_GIVEN RECORDS_
%%

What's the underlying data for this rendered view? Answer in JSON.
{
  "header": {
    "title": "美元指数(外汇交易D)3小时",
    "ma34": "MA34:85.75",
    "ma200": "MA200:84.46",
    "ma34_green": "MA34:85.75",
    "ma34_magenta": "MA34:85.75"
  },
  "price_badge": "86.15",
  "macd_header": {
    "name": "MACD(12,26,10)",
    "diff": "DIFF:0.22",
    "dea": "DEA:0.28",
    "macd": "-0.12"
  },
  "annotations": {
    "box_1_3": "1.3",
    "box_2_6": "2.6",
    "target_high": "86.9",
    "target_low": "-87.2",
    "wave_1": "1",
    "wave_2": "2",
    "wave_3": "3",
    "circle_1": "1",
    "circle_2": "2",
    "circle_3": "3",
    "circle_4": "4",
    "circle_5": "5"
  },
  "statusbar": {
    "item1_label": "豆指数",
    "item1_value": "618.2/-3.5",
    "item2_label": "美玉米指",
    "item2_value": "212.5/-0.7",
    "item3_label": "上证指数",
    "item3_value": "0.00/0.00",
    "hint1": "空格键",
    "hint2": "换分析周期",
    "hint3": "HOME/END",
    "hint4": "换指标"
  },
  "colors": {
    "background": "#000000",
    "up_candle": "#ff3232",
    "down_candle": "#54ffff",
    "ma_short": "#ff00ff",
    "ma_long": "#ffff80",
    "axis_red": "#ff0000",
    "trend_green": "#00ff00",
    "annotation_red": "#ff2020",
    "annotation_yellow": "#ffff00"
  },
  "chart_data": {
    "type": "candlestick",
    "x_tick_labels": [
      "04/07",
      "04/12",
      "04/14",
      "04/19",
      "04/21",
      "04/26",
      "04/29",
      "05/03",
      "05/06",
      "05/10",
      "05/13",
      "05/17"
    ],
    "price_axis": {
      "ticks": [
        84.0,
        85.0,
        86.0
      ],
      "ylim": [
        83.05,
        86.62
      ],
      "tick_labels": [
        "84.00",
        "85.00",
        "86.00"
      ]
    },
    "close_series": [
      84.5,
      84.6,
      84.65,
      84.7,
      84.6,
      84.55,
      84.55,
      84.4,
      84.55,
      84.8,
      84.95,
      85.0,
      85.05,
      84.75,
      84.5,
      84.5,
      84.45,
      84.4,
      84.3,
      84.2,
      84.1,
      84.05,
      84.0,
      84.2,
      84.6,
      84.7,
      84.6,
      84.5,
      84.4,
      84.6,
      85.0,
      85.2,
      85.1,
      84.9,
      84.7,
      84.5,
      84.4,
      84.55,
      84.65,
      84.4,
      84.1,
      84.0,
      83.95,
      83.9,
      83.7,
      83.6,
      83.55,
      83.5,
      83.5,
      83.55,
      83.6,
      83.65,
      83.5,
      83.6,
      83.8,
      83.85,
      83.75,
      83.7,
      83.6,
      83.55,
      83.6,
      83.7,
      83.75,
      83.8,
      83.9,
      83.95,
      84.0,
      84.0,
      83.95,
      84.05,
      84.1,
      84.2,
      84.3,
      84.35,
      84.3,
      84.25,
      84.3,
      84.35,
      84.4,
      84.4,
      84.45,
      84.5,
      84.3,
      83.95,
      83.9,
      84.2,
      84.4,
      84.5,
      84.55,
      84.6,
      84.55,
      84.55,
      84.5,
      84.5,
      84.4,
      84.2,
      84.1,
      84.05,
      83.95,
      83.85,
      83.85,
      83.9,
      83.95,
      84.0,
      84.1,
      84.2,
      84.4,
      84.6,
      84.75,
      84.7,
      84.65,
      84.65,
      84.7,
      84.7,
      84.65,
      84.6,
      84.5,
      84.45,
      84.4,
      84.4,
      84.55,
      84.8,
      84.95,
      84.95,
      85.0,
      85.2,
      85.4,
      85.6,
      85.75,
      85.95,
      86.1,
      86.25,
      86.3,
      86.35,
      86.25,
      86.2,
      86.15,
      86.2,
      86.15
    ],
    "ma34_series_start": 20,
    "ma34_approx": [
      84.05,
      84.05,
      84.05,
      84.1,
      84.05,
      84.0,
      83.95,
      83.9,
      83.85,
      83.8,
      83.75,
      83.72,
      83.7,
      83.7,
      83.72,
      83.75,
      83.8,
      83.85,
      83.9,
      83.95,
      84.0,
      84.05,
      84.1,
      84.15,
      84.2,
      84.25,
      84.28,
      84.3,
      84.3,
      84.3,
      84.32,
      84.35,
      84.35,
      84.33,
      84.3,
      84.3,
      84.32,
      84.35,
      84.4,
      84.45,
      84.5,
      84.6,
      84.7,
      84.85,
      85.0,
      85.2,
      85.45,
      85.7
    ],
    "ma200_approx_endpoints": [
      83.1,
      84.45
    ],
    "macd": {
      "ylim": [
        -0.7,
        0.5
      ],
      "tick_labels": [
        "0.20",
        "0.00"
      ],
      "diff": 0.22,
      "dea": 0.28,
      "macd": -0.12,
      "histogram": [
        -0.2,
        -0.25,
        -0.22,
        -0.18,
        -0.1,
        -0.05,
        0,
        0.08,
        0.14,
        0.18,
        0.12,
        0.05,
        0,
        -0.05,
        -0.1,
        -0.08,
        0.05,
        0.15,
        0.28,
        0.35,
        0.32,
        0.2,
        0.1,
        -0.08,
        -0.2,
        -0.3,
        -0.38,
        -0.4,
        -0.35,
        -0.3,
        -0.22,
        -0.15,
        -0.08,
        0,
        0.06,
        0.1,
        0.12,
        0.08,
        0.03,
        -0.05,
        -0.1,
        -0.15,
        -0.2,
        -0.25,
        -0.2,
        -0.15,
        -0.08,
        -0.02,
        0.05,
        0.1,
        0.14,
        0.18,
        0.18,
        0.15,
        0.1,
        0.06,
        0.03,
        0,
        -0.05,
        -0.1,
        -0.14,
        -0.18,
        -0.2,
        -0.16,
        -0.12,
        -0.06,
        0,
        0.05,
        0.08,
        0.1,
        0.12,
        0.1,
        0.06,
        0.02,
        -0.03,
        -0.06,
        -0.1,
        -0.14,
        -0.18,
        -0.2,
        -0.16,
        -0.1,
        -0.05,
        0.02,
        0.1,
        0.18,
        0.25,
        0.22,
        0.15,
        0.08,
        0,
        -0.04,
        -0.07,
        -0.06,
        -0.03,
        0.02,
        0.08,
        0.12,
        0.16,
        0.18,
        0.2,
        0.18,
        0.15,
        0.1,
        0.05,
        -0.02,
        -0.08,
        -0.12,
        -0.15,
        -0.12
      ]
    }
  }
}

%%

Provide an exact reproduction of all the entries shown above.

What's the underlying data for this rendered view? Answer in JSON.
{
  "header": {
    "title": "美元指数(外汇交易D)3小时",
    "ma34": "MA34:85.75",
    "ma200": "MA200:84.46",
    "ma34_green": "MA34:85.75",
    "ma34_magenta": "MA34:85.75"
  },
  "price_badge": "86.15",
  "macd_header": {
    "name": "MACD(12,26,10)",
    "diff": "DIFF:0.22",
    "dea": "DEA:0.28",
    "macd": "-0.12"
  },
  "annotations": {
    "box_1_3": "1.3",
    "box_2_6": "2.6",
    "target_high": "86.9",
    "target_low": "-87.2",
    "wave_1": "1",
    "wave_2": "2",
    "wave_3": "3",
    "circle_1": "1",
    "circle_2": "2",
    "circle_3": "3",
    "circle_4": "4",
    "circle_5": "5"
  },
  "statusbar": {
    "item1_label": "豆指数",
    "item1_value": "618.2/-3.5",
    "item2_label": "美玉米指",
    "item2_value": "212.5/-0.7",
    "item3_label": "上证指数",
    "item3_value": "0.00/0.00",
    "hint1": "空格键",
    "hint2": "换分析周期",
    "hint3": "HOME/END",
    "hint4": "换指标"
  },
  "colors": {
    "background": "#000000",
    "up_candle": "#ff3232",
    "down_candle": "#54ffff",
    "ma_short": "#ff00ff",
    "ma_long": "#ffff80",
    "axis_red": "#ff0000",
    "trend_green": "#00ff00",
    "annotation_red": "#ff2020",
    "annotation_yellow": "#ffff00"
  },
  "chart_data": {
    "type": "candlestick",
    "x_tick_labels": [
      "04/07",
      "04/12",
      "04/14",
      "04/19",
      "04/21",
      "04/26",
      "04/29",
      "05/03",
      "05/06",
      "05/10",
      "05/13",
      "05/17"
    ],
    "price_axis": {
      "ticks": [
        84.0,
        85.0,
        86.0
      ],
      "ylim": [
        83.05,
        86.62
      ],
      "tick_labels": [
        "84.00",
        "85.00",
        "86.00"
      ]
    },
    "close_series": [
      84.5,
      84.6,
      84.65,
      84.7,
      84.6,
      84.55,
      84.55,
      84.4,
      84.55,
      84.8,
      84.95,
      85.0,
      85.05,
      84.75,
      84.5,
      84.5,
      84.45,
      84.4,
      84.3,
      84.2,
      84.1,
      84.05,
      84.0,
      84.2,
      84.6,
      84.7,
      84.6,
      84.5,
      84.4,
      84.6,
      85.0,
      85.2,
      85.1,
      84.9,
      84.7,
      84.5,
      84.4,
      84.55,
      84.65,
      84.4,
      84.1,
      84.0,
      83.95,
      83.9,
      83.7,
      83.6,
      83.55,
      83.5,
      83.5,
      83.55,
      83.6,
      83.65,
      83.5,
      83.6,
      83.8,
      83.85,
      83.75,
      83.7,
      83.6,
      83.55,
      83.6,
      83.7,
      83.75,
      83.8,
      83.9,
      83.95,
      84.0,
      84.0,
      83.95,
      84.05,
      84.1,
      84.2,
      84.3,
      84.35,
      84.3,
      84.25,
      84.3,
      84.35,
      84.4,
      84.4,
      84.45,
      84.5,
      84.3,
      83.95,
      83.9,
      84.2,
      84.4,
      84.5,
      84.55,
      84.6,
      84.55,
      84.55,
      84.5,
      84.5,
      84.4,
      84.2,
      84.1,
      84.05,
      83.95,
      83.85,
      83.85,
      83.9,
      83.95,
      84.0,
      84.1,
      84.2,
      84.4,
      84.6,
      84.75,
      84.7,
      84.65,
      84.65,
      84.7,
      84.7,
      84.65,
      84.6,
      84.5,
      84.45,
      84.4,
      84.4,
      84.55,
      84.8,
      84.95,
      84.95,
      85.0,
      85.2,
      85.4,
      85.6,
      85.75,
      85.95,
      86.1,
      86.25,
      86.3,
      86.35,
      86.25,
      86.2,
      86.15,
      86.2,
      86.15
    ],
    "ma34_series_start": 20,
    "ma34_approx": [
      84.05,
      84.05,
      84.05,
      84.1,
      84.05,
      84.0,
      83.95,
      83.9,
      83.85,
      83.8,
      83.75,
      83.72,
      83.7,
      83.7,
      83.72,
      83.75,
      83.8,
      83.85,
      83.9,
      83.95,
      84.0,
      84.05,
      84.1,
      84.15,
      84.2,
      84.25,
      84.28,
      84.3,
      84.3,
      84.3,
      84.32,
      84.35,
      84.35,
      84.33,
      84.3,
      84.3,
      84.32,
      84.35,
      84.4,
      84.45,
      84.5,
      84.6,
      84.7,
      84.85,
      85.0,
      85.2,
      85.45,
      85.7
    ],
    "ma200_approx_endpoints": [
      83.1,
      84.45
    ],
    "macd": {
      "ylim": [
        -0.7,
        0.5
      ],
      "tick_labels": [
        "0.20",
        "0.00"
      ],
      "diff": 0.22,
      "dea": 0.28,
      "macd": -0.12,
      "histogram": [
        -0.2,
        -0.25,
        -0.22,
        -0.18,
        -0.1,
        -0.05,
        0,
        0.08,
        0.14,
        0.18,
        0.12,
        0.05,
        0,
        -0.05,
        -0.1,
        -0.08,
        0.05,
        0.15,
        0.28,
        0.35,
        0.32,
        0.2,
        0.1,
        -0.08,
        -0.2,
        -0.3,
        -0.38,
        -0.4,
        -0.35,
        -0.3,
        -0.22,
        -0.15,
        -0.08,
        0,
        0.06,
        0.1,
        0.12,
        0.08,
        0.03,
        -0.05,
        -0.1,
        -0.15,
        -0.2,
        -0.25,
        -0.2,
        -0.15,
        -0.08,
        -0.02,
        0.05,
        0.1,
        0.14,
        0.18,
        0.18,
        0.15,
        0.1,
        0.06,
        0.03,
        0,
        -0.05,
        -0.1,
        -0.14,
        -0.18,
        -0.2,
        -0.16,
        -0.12,
        -0.06,
        0,
        0.05,
        0.08,
        0.1,
        0.12,
        0.1,
        0.06,
        0.02,
        -0.03,
        -0.06,
        -0.1,
        -0.14,
        -0.18,
        -0.2,
        -0.16,
        -0.1,
        -0.05,
        0.02,
        0.1,
        0.18,
        0.25,
        0.22,
        0.15,
        0.08,
        0,
        -0.04,
        -0.07,
        -0.06,
        -0.03,
        0.02,
        0.08,
        0.12,
        0.16,
        0.18,
        0.2,
        0.18,
        0.15,
        0.1,
        0.05,
        -0.02,
        -0.08,
        -0.12,
        -0.15,
        -0.12
      ]
    }
  }
}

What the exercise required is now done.